> **Parts of the exercise**:
A) In the forum thread about Tim Stockdale's fractured neck, what was he doing when he fell?
B) From the rows, copy out the lines starting at the one that has "x-tick-label: 2016 xyxy=(822,583,855,600)" and ending after the one that has "x-tick-label: 2012 xyxy=(598,583,631,600)". Swap every "data-point" for "plot-marker" and change nothing else.

> **Page excerpt**:
^^^^^^^^

# TIM STOCKDALE FRACTURED NECK



## Chestnutmare (19 October 2011)

I've just read that Tim has had a nasty fall whilst trying out a youngster and has fractured his neck in 2 places.

I would like to wish him a full speedy recovery


----------



## BBH (19 October 2011)

There are huge threads in Tim in New lounge and Comp Riders.

Wishing him a speedy recovery. One of our bests.


----------



## ReefingsDad (19 October 2011)

Sad to think there are some on here who probably think he deserves this because he's a showjumper (see the Ellen Whitaker thread).

Best of luck, Tim. Hope you're back in the saddle really soon.


----------



## BBH (19 October 2011)

ReefingsDad said:



			Sad to think there are some on here who probably think he deserves this because he's a showjumper (see the Ellen Whitaker thread).

Best of luck, Tim. Hope you're back in the saddle really soon.
		
Click to expand...



What rubbish. 

How can you possibly equate a dislike of drink drivers and bad public behaviour to the injury of TS.


----------



## ReefingsDad (19 October 2011)

BBH said:



			What rubbish. 

How can you possibly equate a dislike of drink drivers and bad public behaviour to the injury of TS.
		
Click to expand...

From the other thread:

"Another positive media story about a showjumper. Can't one of them for once do something good to provide a different perspective to the public. "

^^^^^^^^

> **Records provided**:
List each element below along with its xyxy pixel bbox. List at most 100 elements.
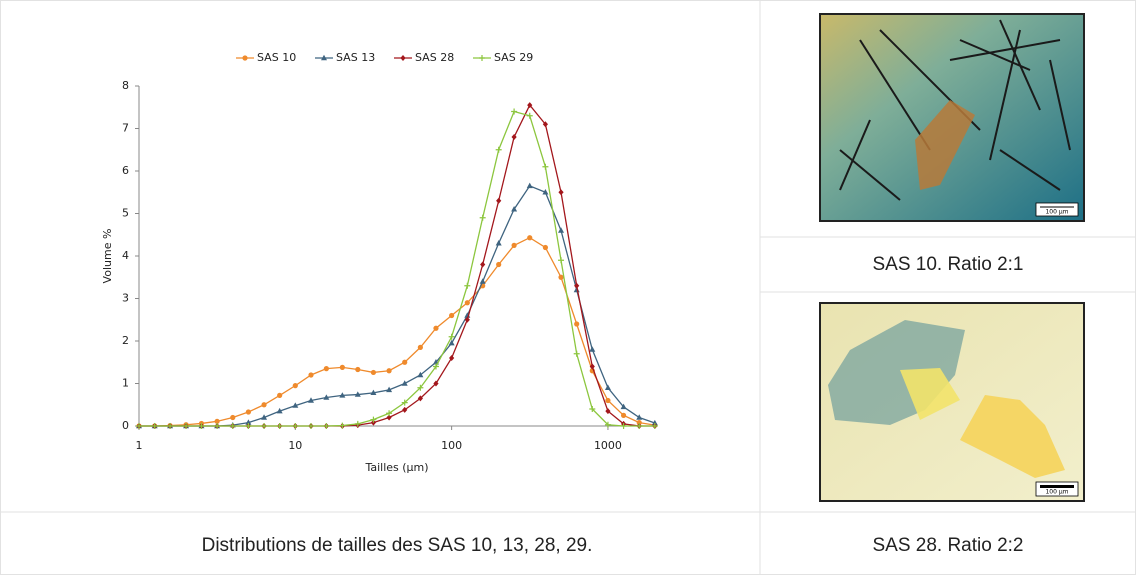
marker	[464, 316, 470, 323]
figure-caption: Distributions de tailles des SAS 10, 13,…	[202, 535, 593, 556]
marker	[417, 384, 424, 391]
marker	[214, 423, 221, 429]
marker	[261, 402, 267, 408]
marker	[229, 423, 236, 429]
marker	[558, 189, 564, 196]
marker	[136, 423, 142, 429]
marker	[402, 406, 408, 413]
scale-label: 100 µm	[1045, 209, 1068, 216]
legend-label: SAS 29	[494, 51, 533, 64]
legend-marker	[242, 55, 248, 61]
marker	[542, 244, 549, 251]
marker	[261, 414, 268, 420]
marker	[589, 346, 596, 352]
marker	[542, 121, 549, 128]
marker	[417, 395, 423, 402]
marker	[339, 422, 346, 429]
marker	[589, 406, 596, 412]
marker	[339, 392, 346, 398]
marker	[479, 278, 486, 284]
marker	[433, 325, 439, 331]
marker	[448, 333, 455, 340]
marker	[433, 380, 439, 387]
micrograph: 100 µm	[819, 302, 1085, 502]
marker	[511, 242, 517, 248]
marker	[589, 363, 595, 370]
marker	[449, 355, 455, 361]
legend-marker	[479, 55, 485, 61]
marker	[323, 366, 329, 372]
marker	[636, 423, 643, 429]
y-tick-label: 6	[122, 164, 129, 177]
marker	[558, 257, 565, 264]
series-markers	[136, 108, 658, 429]
marker	[558, 227, 565, 233]
marker	[605, 397, 611, 404]
marker	[432, 363, 439, 370]
marker	[261, 423, 268, 429]
marker	[542, 189, 549, 195]
marker	[292, 423, 299, 429]
series-line	[139, 185, 656, 427]
marker	[417, 344, 423, 350]
x-tick-label: 100	[441, 439, 462, 452]
x-axis-label: Tailles (µm)	[364, 461, 428, 474]
marker	[354, 391, 361, 397]
legend-marker	[400, 55, 406, 61]
marker	[276, 423, 283, 429]
marker	[604, 421, 611, 428]
marker	[496, 197, 502, 204]
y-tick-label: 7	[122, 122, 129, 135]
marker	[277, 392, 283, 398]
marker	[480, 261, 486, 268]
marker	[370, 416, 377, 423]
marker	[527, 102, 533, 109]
y-tick-label: 0	[122, 419, 129, 432]
marker	[636, 420, 642, 426]
marker	[386, 368, 392, 374]
marker	[526, 182, 533, 189]
x-tick-label: 1	[136, 439, 143, 452]
marker	[183, 423, 190, 429]
marker	[495, 240, 502, 246]
y-tick-label: 2	[122, 334, 129, 347]
marker	[230, 414, 236, 421]
image-caption: SAS 28. Ratio 2:2	[872, 535, 1023, 556]
marker	[464, 300, 470, 306]
marker	[355, 366, 361, 373]
series-line	[139, 110, 655, 427]
marker	[323, 423, 330, 429]
marker	[495, 146, 502, 153]
marker	[620, 423, 627, 429]
marker	[527, 235, 533, 241]
marker	[370, 389, 377, 396]
marker	[354, 420, 361, 427]
image-caption: SAS 10. Ratio 2:1	[872, 254, 1023, 275]
marker	[151, 423, 158, 429]
marker	[449, 312, 455, 319]
marker	[417, 371, 424, 378]
marker	[511, 134, 517, 140]
marker	[308, 372, 314, 378]
marker	[464, 282, 471, 289]
marker	[370, 369, 377, 376]
marker	[511, 108, 518, 115]
marker	[636, 414, 643, 420]
marker	[292, 383, 298, 389]
marker	[574, 321, 580, 327]
marker	[651, 423, 658, 429]
scale-label: 100 µm	[1045, 489, 1068, 496]
marker	[573, 350, 580, 357]
marker	[620, 412, 627, 418]
marker	[245, 423, 252, 429]
marker	[292, 402, 299, 408]
marker	[401, 380, 408, 386]
marker	[542, 163, 549, 170]
marker	[479, 214, 486, 221]
marker	[214, 418, 220, 424]
micrograph: 100 µm	[819, 13, 1085, 222]
marker	[448, 339, 455, 346]
series-line	[139, 236, 655, 427]
marker	[402, 359, 408, 365]
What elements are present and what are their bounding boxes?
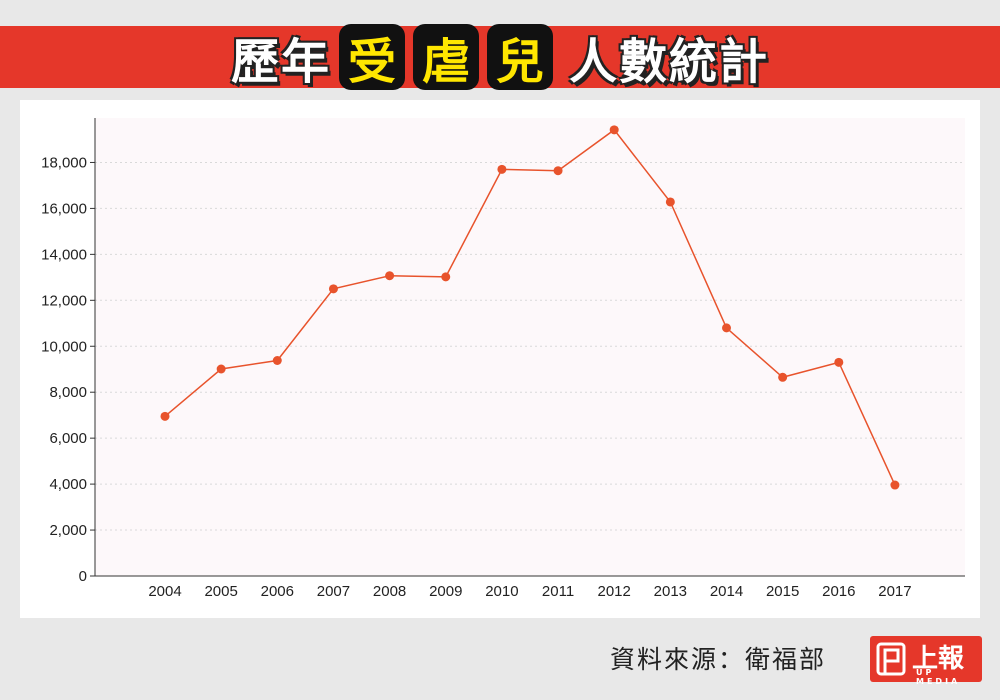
x-tick-label: 2016 xyxy=(822,583,855,600)
y-tick-label: 4,000 xyxy=(49,476,87,493)
data-point xyxy=(834,357,844,367)
data-point xyxy=(216,364,226,374)
x-tick-label: 2008 xyxy=(373,583,406,600)
data-point xyxy=(778,372,788,382)
x-tick-label: 2006 xyxy=(261,583,294,600)
x-tick-label: 2015 xyxy=(766,583,799,600)
title-part-2: 人數統計 xyxy=(569,34,770,90)
title-box-3-text: 兒 xyxy=(495,34,544,90)
data-point xyxy=(722,323,731,333)
chart-title: 歷年 受 虐 兒 人數統計 xyxy=(0,20,1000,94)
title-box-2-text: 虐 xyxy=(421,34,470,90)
title-box-3: 兒 xyxy=(487,24,553,90)
x-tick-label: 2012 xyxy=(598,583,631,600)
y-tick-label: 16,000 xyxy=(41,200,87,217)
data-point xyxy=(385,271,395,281)
data-point xyxy=(890,480,900,490)
source-text: 資料來源：衛福部 xyxy=(610,645,827,674)
data-point xyxy=(272,356,282,366)
x-tick-label: 2009 xyxy=(429,583,462,600)
data-point xyxy=(609,125,619,135)
x-tick-label: 2013 xyxy=(654,583,687,600)
plot-area xyxy=(95,118,965,576)
data-point xyxy=(665,197,675,207)
y-tick-label: 2,000 xyxy=(49,522,87,539)
series-line xyxy=(164,128,896,486)
logo-subtext: UP MEDIA xyxy=(916,668,961,686)
data-point xyxy=(328,284,338,294)
chart-panel: 0 2,000 4,000 6,000 8,000 10,000 12,000 14,000 1… xyxy=(20,100,980,618)
x-tick-label: 2010 xyxy=(485,583,518,600)
logo-mark-icon xyxy=(876,642,906,676)
y-tick-label: 18,000 xyxy=(41,154,87,171)
data-point xyxy=(441,272,451,282)
y-tick-label: 12,000 xyxy=(41,292,87,309)
x-tick-label: 2004 xyxy=(148,583,181,600)
up-media-logo: 上報 UP MEDIA xyxy=(870,636,982,686)
data-point xyxy=(497,164,507,174)
x-tick-label: 2014 xyxy=(710,583,743,600)
line-chart: 0 2,000 4,000 6,000 8,000 10,000 12,000 14,000 1… xyxy=(41,118,965,600)
y-tick-label: 6,000 xyxy=(49,430,87,447)
x-tick-label: 2017 xyxy=(878,583,911,600)
x-tick-label: 2011 xyxy=(542,583,574,600)
x-tick-label: 2005 xyxy=(204,583,237,600)
x-tick-label: 2007 xyxy=(317,583,350,600)
y-tick-label: 14,000 xyxy=(41,246,87,263)
title-box-2: 虐 xyxy=(413,24,479,90)
title-part-1: 歷年 xyxy=(230,34,331,90)
data-point xyxy=(553,166,563,176)
title-box-1: 受 xyxy=(339,24,405,90)
y-tick-label: 10,000 xyxy=(41,338,87,355)
logo-text: 上報 xyxy=(912,644,965,674)
data-point xyxy=(160,411,170,421)
title-box-1-text: 受 xyxy=(347,34,396,90)
y-tick-label: 0 xyxy=(79,568,87,585)
y-tick-label: 8,000 xyxy=(49,384,87,401)
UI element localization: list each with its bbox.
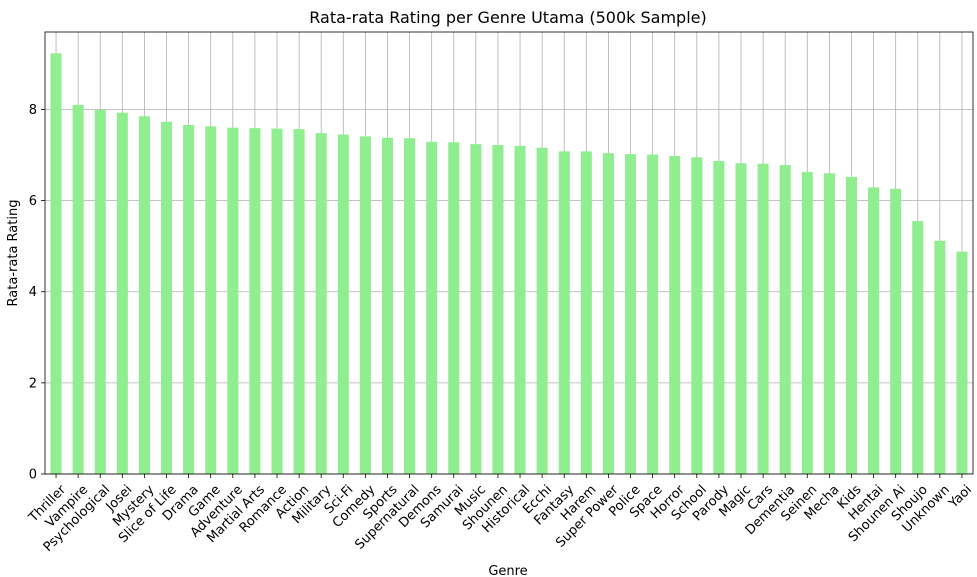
- bar: [514, 145, 526, 474]
- y-tick-label: 0: [29, 468, 37, 483]
- bar: [934, 240, 946, 474]
- bar: [94, 109, 106, 474]
- bar: [470, 144, 482, 474]
- bar: [602, 153, 614, 474]
- bar: [845, 176, 857, 475]
- bar: [381, 137, 393, 475]
- bar: [205, 126, 217, 475]
- y-axis-label: Rata-rata Rating: [6, 200, 21, 307]
- bar: [161, 121, 173, 474]
- bar: [448, 142, 460, 475]
- bar: [647, 154, 659, 474]
- bar: [779, 165, 791, 474]
- plot-frame: [44, 31, 974, 475]
- bar: [337, 134, 349, 475]
- bar: [625, 154, 637, 475]
- bar: [912, 221, 924, 474]
- x-tick-label: Yaoi: [946, 482, 975, 511]
- bar: [271, 128, 283, 475]
- bar: [72, 104, 84, 474]
- bar: [50, 53, 62, 474]
- bar: [315, 133, 327, 475]
- y-tick-label: 6: [29, 194, 37, 209]
- bar: [868, 187, 880, 475]
- bar: [956, 251, 968, 474]
- bar: [713, 160, 725, 474]
- y-tick-label: 2: [29, 376, 37, 391]
- y-tick-label: 8: [29, 103, 37, 118]
- bar: [823, 173, 835, 474]
- bar: [757, 163, 769, 474]
- y-tick-label: 4: [29, 285, 37, 300]
- bar: [669, 155, 681, 474]
- bar: [801, 171, 813, 474]
- bar: [536, 147, 548, 474]
- chart-title: Rata-rata Rating per Genre Utama (500k S…: [309, 8, 706, 27]
- bar: [359, 136, 371, 474]
- bar: [116, 112, 128, 474]
- bar: [404, 138, 416, 474]
- bar: [492, 145, 504, 475]
- bar: [249, 128, 261, 474]
- bar: [227, 127, 239, 474]
- bar: [558, 151, 570, 475]
- bar: [890, 188, 902, 474]
- bar: [138, 116, 150, 475]
- bar: [691, 157, 703, 475]
- bar: [735, 163, 747, 475]
- bar: [580, 151, 592, 475]
- bar: [293, 129, 305, 474]
- bar: [183, 124, 195, 475]
- x-axis-label: Genre: [488, 564, 527, 577]
- bars: [50, 53, 968, 475]
- bar: [426, 141, 438, 474]
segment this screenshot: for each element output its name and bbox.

^^^^^^^^

> **Answers to the tasks**:
A) He was trying out a youngster.

B)
x-tick-label: 2016 xyxy=(822,583,855,600)
y-tick-label: 4,000 xyxy=(49,476,87,493)
plot-marker xyxy=(834,357,844,367)
plot-marker xyxy=(216,364,226,374)
x-tick-label: 2008 xyxy=(373,583,406,600)
plot-marker xyxy=(778,372,788,382)
x-tick-label: 2006 xyxy=(261,583,294,600)
x-tick-label: 2015 xyxy=(766,583,799,600)
title-part-2: 人數統計 xyxy=(569,34,770,90)
title-box-3-text: 兒 xyxy=(495,34,544,90)
plot-marker xyxy=(722,323,731,333)
chart-title: 歷年 受 虐 兒 人數統計 xyxy=(0,20,1000,94)
title-box-2-text: 虐 xyxy=(421,34,470,90)
title-box-3: 兒 xyxy=(487,24,553,90)
x-tick-label: 2012 xyxy=(598,583,631,600)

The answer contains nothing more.